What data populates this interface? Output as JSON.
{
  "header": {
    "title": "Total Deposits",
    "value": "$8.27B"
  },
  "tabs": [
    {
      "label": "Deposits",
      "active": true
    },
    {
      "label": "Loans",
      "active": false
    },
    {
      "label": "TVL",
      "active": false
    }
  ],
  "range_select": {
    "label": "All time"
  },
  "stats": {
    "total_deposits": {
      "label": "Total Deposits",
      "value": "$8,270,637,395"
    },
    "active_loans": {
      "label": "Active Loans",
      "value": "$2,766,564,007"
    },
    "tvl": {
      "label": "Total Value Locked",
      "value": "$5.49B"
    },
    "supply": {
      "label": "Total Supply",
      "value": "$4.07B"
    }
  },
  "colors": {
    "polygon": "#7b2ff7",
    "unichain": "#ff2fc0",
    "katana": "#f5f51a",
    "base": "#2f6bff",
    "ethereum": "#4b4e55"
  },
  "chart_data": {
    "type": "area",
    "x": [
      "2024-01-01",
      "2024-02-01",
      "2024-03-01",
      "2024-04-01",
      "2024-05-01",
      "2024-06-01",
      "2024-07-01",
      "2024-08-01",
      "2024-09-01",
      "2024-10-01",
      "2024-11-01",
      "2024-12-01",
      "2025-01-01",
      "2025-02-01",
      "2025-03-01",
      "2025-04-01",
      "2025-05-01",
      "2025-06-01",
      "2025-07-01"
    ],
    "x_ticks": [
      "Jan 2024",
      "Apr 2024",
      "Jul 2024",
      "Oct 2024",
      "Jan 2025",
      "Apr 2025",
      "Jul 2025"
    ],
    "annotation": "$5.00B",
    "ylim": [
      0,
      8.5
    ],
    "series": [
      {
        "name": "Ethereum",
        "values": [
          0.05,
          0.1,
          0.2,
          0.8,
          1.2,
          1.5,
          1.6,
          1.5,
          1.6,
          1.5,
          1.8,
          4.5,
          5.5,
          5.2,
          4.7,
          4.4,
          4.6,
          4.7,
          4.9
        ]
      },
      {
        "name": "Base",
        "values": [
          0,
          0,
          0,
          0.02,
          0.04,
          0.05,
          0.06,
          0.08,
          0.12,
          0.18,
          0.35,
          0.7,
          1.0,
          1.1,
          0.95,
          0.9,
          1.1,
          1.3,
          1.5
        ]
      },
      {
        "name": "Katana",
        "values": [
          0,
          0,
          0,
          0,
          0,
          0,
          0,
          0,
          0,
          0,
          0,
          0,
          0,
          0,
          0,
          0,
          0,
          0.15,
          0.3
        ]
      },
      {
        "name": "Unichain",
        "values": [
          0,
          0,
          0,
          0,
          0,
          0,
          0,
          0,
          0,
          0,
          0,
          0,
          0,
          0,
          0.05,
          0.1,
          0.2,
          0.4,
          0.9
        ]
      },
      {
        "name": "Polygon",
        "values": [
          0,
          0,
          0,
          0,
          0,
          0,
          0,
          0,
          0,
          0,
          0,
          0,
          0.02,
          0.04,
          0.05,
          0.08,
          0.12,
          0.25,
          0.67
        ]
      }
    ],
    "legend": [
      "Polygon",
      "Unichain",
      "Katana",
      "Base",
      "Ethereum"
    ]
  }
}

○ ○ ○

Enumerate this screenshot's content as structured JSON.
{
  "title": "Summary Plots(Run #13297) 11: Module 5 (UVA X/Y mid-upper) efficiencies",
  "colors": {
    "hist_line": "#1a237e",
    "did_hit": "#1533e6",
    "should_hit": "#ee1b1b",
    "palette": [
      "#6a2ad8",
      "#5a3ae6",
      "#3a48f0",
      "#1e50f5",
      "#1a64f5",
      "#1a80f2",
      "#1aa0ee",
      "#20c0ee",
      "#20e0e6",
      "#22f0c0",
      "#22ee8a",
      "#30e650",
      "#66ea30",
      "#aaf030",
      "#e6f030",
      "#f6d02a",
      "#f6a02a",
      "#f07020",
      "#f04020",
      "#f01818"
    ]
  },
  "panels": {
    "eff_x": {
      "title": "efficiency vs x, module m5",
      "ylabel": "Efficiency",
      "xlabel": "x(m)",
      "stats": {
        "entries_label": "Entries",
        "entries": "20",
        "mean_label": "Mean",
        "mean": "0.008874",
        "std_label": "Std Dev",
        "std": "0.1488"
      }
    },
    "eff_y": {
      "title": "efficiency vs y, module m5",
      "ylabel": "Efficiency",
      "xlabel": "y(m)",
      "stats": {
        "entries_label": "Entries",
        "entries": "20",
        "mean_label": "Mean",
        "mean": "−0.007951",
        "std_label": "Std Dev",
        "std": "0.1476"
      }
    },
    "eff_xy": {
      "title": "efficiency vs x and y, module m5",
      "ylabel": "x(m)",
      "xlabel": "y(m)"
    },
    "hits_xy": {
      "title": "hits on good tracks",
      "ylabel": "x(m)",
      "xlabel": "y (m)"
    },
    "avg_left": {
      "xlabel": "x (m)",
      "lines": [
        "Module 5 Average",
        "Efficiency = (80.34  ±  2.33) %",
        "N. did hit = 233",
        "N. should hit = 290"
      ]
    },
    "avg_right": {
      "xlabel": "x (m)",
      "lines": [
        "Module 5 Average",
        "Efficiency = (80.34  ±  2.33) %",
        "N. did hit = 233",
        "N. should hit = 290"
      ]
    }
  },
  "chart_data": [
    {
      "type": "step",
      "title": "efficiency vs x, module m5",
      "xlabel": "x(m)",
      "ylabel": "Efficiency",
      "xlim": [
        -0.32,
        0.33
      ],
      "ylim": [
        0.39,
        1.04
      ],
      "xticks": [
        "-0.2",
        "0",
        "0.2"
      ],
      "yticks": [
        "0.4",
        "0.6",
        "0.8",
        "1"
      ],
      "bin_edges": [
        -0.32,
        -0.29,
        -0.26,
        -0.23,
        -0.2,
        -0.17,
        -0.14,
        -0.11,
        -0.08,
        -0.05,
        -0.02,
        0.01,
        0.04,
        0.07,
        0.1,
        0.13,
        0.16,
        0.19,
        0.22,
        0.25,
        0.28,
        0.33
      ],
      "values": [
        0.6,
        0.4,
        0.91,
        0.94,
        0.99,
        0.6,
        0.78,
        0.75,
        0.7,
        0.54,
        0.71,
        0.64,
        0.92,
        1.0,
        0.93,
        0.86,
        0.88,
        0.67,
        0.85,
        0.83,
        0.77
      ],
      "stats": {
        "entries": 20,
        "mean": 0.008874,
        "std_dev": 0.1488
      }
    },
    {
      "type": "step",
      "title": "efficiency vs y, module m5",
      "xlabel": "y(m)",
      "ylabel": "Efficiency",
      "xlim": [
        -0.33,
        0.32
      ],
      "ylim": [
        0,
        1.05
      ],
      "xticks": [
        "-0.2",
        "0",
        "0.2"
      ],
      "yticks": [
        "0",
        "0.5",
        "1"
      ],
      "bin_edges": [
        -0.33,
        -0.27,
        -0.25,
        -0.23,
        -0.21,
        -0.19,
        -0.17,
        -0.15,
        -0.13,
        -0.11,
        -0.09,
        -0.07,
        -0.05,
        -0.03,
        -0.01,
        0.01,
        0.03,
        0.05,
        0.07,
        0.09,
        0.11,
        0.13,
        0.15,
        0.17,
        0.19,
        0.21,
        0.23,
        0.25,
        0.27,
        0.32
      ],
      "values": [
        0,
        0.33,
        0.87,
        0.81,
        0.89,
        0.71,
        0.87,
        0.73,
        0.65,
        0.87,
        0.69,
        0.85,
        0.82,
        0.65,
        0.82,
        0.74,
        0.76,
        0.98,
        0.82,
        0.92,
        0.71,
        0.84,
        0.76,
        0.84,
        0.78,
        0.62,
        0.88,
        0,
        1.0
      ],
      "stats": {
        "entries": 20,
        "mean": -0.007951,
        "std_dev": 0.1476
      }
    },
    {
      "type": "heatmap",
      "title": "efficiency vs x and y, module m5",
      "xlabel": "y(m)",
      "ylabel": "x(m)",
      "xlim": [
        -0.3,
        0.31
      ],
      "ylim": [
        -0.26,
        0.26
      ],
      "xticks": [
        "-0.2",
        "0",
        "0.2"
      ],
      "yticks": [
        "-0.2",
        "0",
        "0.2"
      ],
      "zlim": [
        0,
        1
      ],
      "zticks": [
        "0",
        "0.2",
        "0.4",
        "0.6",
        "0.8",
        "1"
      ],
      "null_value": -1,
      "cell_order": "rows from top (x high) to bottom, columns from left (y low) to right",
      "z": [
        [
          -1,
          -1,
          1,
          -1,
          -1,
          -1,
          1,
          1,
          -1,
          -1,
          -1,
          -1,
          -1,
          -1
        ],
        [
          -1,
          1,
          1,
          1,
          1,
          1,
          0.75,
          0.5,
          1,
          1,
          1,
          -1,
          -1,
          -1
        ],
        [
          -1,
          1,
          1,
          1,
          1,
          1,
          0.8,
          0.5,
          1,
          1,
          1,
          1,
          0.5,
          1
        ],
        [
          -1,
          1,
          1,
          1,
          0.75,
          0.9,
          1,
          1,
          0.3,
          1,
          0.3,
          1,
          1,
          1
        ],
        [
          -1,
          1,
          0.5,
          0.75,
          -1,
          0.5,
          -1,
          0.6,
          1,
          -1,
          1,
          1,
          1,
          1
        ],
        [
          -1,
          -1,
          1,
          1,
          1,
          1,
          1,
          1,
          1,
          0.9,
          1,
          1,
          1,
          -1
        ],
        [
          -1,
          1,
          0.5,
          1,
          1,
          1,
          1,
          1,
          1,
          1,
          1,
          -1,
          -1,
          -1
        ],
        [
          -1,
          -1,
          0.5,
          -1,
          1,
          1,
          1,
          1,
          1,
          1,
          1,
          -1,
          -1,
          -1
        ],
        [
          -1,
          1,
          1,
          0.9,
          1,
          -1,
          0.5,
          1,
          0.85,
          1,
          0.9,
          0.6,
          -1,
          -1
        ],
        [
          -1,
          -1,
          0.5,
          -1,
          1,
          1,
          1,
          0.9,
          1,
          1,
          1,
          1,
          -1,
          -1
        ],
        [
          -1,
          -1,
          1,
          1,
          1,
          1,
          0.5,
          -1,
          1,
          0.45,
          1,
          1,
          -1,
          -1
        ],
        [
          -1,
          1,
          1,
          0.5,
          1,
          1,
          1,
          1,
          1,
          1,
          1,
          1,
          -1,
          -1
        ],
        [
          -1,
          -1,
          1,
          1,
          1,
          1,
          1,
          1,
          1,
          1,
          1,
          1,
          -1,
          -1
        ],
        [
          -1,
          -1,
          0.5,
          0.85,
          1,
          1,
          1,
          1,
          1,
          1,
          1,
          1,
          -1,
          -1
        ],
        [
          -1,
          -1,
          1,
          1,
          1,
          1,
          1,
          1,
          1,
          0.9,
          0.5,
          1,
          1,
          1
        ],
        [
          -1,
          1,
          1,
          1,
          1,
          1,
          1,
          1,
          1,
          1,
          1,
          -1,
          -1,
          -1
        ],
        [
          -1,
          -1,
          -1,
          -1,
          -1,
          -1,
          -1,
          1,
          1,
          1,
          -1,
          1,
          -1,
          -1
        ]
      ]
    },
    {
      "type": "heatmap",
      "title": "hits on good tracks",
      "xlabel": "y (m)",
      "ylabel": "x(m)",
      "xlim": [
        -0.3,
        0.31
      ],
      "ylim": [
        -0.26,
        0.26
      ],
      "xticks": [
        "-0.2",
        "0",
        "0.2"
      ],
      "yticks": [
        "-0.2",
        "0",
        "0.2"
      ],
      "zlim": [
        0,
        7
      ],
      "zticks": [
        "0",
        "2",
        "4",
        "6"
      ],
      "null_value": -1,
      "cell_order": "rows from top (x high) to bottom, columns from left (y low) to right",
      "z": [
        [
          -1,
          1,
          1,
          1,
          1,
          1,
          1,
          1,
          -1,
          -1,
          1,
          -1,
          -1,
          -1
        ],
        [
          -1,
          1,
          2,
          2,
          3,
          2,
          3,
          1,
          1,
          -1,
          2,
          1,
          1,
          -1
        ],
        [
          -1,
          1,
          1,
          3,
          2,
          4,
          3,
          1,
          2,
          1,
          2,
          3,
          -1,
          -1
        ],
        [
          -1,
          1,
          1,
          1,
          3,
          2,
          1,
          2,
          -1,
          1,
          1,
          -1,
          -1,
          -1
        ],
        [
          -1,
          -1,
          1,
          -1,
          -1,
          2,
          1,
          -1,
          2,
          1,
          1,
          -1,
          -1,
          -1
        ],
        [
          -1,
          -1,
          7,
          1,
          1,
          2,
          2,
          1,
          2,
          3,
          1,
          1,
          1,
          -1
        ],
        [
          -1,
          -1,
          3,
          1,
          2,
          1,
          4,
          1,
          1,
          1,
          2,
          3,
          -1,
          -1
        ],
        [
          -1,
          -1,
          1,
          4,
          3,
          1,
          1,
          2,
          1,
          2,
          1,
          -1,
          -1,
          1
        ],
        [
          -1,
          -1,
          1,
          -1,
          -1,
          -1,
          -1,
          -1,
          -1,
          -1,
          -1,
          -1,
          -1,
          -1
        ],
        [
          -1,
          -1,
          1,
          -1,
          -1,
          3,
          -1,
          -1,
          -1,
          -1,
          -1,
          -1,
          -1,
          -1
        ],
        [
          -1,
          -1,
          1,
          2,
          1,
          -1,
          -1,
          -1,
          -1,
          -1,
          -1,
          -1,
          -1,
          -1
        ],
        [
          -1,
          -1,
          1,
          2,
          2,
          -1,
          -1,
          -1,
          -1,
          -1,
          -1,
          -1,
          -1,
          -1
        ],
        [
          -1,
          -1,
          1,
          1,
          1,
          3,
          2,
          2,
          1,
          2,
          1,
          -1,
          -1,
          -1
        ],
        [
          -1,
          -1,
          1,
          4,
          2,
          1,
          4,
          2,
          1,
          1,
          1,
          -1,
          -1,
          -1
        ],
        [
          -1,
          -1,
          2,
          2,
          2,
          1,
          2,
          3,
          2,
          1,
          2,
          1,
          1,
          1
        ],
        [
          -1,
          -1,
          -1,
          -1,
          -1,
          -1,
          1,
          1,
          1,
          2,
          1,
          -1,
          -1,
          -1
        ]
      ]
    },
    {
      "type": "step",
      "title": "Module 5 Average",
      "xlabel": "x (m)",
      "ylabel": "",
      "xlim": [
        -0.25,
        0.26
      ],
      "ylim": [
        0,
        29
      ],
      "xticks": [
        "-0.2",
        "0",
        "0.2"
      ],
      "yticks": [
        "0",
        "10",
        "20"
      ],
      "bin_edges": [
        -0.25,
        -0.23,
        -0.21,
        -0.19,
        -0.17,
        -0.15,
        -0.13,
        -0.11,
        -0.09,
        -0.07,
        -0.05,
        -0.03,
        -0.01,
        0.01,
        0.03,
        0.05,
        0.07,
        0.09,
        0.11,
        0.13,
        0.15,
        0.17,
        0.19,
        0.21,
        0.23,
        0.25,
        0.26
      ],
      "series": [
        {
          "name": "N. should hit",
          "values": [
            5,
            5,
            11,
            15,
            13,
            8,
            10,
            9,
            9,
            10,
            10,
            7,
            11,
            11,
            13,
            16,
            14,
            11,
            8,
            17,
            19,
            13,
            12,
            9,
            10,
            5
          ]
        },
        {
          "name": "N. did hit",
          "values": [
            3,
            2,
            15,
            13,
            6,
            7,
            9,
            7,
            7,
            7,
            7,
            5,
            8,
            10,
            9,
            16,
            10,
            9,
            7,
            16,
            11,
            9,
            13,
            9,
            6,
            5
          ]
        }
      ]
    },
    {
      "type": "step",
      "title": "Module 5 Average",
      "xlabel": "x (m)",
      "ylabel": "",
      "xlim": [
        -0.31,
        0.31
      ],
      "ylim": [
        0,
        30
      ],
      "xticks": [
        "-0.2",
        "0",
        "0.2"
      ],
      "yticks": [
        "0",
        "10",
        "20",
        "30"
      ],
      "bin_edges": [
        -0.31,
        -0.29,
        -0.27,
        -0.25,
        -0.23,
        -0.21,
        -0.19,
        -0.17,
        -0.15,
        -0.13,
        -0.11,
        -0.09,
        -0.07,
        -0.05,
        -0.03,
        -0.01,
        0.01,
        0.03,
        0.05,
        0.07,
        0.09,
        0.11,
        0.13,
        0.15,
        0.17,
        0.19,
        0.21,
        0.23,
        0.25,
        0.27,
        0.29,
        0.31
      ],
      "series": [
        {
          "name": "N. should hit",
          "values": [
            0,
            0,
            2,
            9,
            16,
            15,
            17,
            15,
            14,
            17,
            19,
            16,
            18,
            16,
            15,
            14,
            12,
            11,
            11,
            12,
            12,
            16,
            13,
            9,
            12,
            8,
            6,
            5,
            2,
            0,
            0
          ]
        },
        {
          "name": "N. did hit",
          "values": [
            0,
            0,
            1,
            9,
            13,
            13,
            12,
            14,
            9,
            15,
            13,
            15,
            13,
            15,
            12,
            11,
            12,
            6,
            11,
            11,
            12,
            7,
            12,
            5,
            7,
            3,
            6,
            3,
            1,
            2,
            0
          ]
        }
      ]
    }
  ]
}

○ ○ ○

## [WRITTEN PROBLEM]
Report the number of lines holding the string "name", without any other words.

## [TASK OUTPUT]
9